What is required: Restate the full set of records exactly, without adding or dropping a word.

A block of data
** Start **
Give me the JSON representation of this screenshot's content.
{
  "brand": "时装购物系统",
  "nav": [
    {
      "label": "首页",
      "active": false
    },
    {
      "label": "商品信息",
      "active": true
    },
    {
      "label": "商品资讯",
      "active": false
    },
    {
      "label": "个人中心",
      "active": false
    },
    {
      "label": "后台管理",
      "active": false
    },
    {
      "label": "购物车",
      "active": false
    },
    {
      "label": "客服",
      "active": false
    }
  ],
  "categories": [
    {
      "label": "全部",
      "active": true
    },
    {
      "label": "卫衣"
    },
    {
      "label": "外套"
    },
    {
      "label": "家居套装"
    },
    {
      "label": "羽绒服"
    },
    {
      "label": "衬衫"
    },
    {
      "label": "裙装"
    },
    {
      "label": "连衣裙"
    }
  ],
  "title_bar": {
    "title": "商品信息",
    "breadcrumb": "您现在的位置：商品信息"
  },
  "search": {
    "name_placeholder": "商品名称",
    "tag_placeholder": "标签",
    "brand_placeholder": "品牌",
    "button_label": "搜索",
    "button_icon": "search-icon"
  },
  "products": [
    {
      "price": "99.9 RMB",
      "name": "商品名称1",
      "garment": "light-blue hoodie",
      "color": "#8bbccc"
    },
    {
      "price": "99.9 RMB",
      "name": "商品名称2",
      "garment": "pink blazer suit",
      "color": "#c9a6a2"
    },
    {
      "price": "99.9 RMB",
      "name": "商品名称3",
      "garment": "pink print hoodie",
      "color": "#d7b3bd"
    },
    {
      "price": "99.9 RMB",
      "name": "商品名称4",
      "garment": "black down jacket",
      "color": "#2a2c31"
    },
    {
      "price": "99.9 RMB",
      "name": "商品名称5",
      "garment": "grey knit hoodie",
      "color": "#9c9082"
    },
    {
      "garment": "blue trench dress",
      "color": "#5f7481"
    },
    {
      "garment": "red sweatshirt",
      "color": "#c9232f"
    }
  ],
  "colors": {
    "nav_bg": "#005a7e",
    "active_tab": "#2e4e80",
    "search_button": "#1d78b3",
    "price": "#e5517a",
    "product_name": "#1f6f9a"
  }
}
** End **
Answer for the task:
Give me the JSON representation of this screenshot's content.
{
  "brand": "时装购物系统",
  "nav": [
    {
      "label": "首页",
      "active": false
    },
    {
      "label": "商品信息",
      "active": true
    },
    {
      "label": "商品资讯",
      "active": false
    },
    {
      "label": "个人中心",
      "active": false
    },
    {
      "label": "后台管理",
      "active": false
    },
    {
      "label": "购物车",
      "active": false
    },
    {
      "label": "客服",
      "active": false
    }
  ],
  "categories": [
    {
      "label": "全部",
      "active": true
    },
    {
      "label": "卫衣"
    },
    {
      "label": "外套"
    },
    {
      "label": "家居套装"
    },
    {
      "label": "羽绒服"
    },
    {
      "label": "衬衫"
    },
    {
      "label": "裙装"
    },
    {
      "label": "连衣裙"
    }
  ],
  "title_bar": {
    "title": "商品信息",
    "breadcrumb": "您现在的位置：商品信息"
  },
  "search": {
    "name_placeholder": "商品名称",
    "tag_placeholder": "标签",
    "brand_placeholder": "品牌",
    "button_label": "搜索",
    "button_icon": "search-icon"
  },
  "products": [
    {
      "price": "99.9 RMB",
      "name": "商品名称1",
      "garment": "light-blue hoodie",
      "color": "#8bbccc"
    },
    {
      "price": "99.9 RMB",
      "name": "商品名称2",
      "garment": "pink blazer suit",
      "color": "#c9a6a2"
    },
    {
      "price": "99.9 RMB",
      "name": "商品名称3",
      "garment": "pink print hoodie",
      "color": "#d7b3bd"
    },
    {
      "price": "99.9 RMB",
      "name": "商品名称4",
      "garment": "black down jacket",
      "color": "#2a2c31"
    },
    {
      "price": "99.9 RMB",
      "name": "商品名称5",
      "garment": "grey knit hoodie",
      "color": "#9c9082"
    },
    {
      "garment": "blue trench dress",
      "color": "#5f7481"
    },
    {
      "garment": "red sweatshirt",
      "color": "#c9232f"
    }
  ],
  "colors": {
    "nav_bg": "#005a7e",
    "active_tab": "#2e4e80",
    "search_button": "#1d78b3",
    "price": "#e5517a",
    "product_name": "#1f6f9a"
  }
}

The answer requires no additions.